Take the line that contains "Parse this screenshot: output" and each line after it in the material below, and transcribe them exactly, stopping at the end.

**Input data**.
::::

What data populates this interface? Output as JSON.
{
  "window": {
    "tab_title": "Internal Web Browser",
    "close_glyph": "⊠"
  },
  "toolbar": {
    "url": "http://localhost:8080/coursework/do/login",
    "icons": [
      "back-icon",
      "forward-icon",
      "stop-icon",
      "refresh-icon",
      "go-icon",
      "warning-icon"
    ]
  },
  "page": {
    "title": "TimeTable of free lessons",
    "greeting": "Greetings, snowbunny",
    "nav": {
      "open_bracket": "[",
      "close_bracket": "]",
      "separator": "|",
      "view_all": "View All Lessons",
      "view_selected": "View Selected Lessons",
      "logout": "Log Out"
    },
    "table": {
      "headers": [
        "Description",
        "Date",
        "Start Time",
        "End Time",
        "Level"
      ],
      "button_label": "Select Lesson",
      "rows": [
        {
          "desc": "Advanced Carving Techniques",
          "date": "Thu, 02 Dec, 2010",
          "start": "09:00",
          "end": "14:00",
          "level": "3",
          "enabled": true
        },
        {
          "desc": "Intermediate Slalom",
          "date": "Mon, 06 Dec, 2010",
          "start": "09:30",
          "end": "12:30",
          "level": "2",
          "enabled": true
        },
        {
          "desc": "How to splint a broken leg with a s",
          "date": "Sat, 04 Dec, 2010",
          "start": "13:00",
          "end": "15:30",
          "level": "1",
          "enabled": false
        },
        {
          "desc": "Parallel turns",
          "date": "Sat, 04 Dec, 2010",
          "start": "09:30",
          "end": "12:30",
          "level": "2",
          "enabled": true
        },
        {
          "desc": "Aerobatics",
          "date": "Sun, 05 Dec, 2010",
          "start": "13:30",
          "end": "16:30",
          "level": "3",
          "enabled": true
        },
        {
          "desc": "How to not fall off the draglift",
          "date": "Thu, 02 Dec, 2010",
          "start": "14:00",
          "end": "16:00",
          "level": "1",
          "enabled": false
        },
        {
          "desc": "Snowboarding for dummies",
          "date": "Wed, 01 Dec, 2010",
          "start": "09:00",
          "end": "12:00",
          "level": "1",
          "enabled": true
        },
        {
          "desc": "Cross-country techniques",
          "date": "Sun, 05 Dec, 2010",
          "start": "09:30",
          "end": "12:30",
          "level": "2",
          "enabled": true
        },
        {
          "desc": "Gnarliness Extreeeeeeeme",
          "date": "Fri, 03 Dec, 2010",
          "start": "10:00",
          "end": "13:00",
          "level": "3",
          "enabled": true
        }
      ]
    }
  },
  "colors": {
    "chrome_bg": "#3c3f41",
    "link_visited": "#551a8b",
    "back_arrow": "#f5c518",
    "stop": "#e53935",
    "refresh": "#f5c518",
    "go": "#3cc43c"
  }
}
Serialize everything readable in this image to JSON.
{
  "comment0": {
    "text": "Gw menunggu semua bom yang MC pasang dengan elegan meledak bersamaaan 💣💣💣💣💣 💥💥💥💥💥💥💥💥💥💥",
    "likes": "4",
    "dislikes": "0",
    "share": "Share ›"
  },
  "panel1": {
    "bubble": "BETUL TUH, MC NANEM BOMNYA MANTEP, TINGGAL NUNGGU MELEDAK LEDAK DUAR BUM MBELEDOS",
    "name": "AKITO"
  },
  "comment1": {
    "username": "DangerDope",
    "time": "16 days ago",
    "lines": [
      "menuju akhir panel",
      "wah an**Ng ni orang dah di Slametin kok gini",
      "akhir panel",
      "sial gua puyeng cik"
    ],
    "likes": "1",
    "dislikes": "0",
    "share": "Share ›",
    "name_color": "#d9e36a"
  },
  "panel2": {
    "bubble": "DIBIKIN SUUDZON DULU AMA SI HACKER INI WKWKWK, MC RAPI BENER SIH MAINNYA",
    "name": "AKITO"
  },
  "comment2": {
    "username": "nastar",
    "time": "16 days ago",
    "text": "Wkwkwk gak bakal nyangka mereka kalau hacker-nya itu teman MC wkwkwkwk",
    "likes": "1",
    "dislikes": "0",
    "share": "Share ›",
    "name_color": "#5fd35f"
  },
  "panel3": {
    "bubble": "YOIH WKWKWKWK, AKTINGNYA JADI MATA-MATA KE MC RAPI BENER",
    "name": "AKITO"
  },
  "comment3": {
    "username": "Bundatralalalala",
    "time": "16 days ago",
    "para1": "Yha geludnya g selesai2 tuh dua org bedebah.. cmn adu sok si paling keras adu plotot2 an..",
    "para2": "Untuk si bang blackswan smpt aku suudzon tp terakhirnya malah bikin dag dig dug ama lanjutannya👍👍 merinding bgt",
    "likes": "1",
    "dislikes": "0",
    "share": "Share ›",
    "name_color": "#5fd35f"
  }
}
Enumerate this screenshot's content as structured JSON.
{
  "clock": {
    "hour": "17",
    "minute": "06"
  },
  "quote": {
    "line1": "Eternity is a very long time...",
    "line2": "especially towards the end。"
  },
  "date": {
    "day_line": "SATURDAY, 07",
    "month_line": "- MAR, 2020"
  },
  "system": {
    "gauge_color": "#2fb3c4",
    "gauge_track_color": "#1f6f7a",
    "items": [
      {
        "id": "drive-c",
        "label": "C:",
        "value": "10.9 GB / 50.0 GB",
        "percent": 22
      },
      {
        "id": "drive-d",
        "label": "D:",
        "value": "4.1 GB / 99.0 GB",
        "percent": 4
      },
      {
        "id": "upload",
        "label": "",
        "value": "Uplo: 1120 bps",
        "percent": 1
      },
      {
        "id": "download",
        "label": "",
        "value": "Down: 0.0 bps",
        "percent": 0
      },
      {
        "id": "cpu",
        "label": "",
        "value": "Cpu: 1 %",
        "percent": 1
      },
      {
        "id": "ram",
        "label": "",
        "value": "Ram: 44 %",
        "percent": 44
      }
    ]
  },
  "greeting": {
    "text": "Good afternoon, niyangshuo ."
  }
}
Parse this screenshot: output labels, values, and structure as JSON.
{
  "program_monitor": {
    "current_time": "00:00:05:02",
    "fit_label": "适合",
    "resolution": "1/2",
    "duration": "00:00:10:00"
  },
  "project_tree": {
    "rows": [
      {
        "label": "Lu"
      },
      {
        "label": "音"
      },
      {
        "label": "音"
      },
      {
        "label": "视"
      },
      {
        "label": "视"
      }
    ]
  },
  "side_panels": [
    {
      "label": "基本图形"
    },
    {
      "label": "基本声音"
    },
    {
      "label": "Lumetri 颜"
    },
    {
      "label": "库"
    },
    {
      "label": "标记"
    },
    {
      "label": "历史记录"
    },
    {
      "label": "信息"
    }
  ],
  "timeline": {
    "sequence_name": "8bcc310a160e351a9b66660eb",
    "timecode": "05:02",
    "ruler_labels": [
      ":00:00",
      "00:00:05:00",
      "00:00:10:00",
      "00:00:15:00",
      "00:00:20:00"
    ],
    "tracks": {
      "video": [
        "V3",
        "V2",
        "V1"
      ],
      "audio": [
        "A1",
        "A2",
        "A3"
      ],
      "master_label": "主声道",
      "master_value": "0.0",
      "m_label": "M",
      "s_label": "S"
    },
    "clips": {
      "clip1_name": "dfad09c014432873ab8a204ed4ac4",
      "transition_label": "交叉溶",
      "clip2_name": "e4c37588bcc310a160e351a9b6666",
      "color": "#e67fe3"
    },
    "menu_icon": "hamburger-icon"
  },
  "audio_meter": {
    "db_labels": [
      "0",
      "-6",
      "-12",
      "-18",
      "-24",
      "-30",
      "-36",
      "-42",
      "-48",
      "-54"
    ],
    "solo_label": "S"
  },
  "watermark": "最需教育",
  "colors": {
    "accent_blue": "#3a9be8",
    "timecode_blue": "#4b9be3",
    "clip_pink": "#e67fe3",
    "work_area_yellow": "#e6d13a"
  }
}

::::

**Solution to this task**.
Parse this screenshot: output labels, values, and structure as JSON.
{
  "program_monitor": {
    "current_time": "00:00:05:02",
    "fit_label": "适合",
    "resolution": "1/2",
    "duration": "00:00:10:00"
  },
  "project_tree": {
    "rows": [
      {
        "label": "Lu"
      },
      {
        "label": "音"
      },
      {
        "label": "音"
      },
      {
        "label": "视"
      },
      {
        "label": "视"
      }
    ]
  },
  "side_panels": [
    {
      "label": "基本图形"
    },
    {
      "label": "基本声音"
    },
    {
      "label": "Lumetri 颜"
    },
    {
      "label": "库"
    },
    {
      "label": "标记"
    },
    {
      "label": "历史记录"
    },
    {
      "label": "信息"
    }
  ],
  "timeline": {
    "sequence_name": "8bcc310a160e351a9b66660eb",
    "timecode": "05:02",
    "ruler_labels": [
      ":00:00",
      "00:00:05:00",
      "00:00:10:00",
      "00:00:15:00",
      "00:00:20:00"
    ],
    "tracks": {
      "video": [
        "V3",
        "V2",
        "V1"
      ],
      "audio": [
        "A1",
        "A2",
        "A3"
      ],
      "master_label": "主声道",
      "master_value": "0.0",
      "m_label": "M",
      "s_label": "S"
    },
    "clips": {
      "clip1_name": "dfad09c014432873ab8a204ed4ac4",
      "transition_label": "交叉溶",
      "clip2_name": "e4c37588bcc310a160e351a9b6666",
      "color": "#e67fe3"
    },
    "menu_icon": "hamburger-icon"
  },
  "audio_meter": {
    "db_labels": [
      "0",
      "-6",
      "-12",
      "-18",
      "-24",
      "-30",
      "-36",
      "-42",
      "-48",
      "-54"
    ],
    "solo_label": "S"
  },
  "watermark": "最需教育",
  "colors": {
    "accent_blue": "#3a9be8",
    "timecode_blue": "#4b9be3",
    "clip_pink": "#e67fe3",
    "work_area_yellow": "#e6d13a"
  }
}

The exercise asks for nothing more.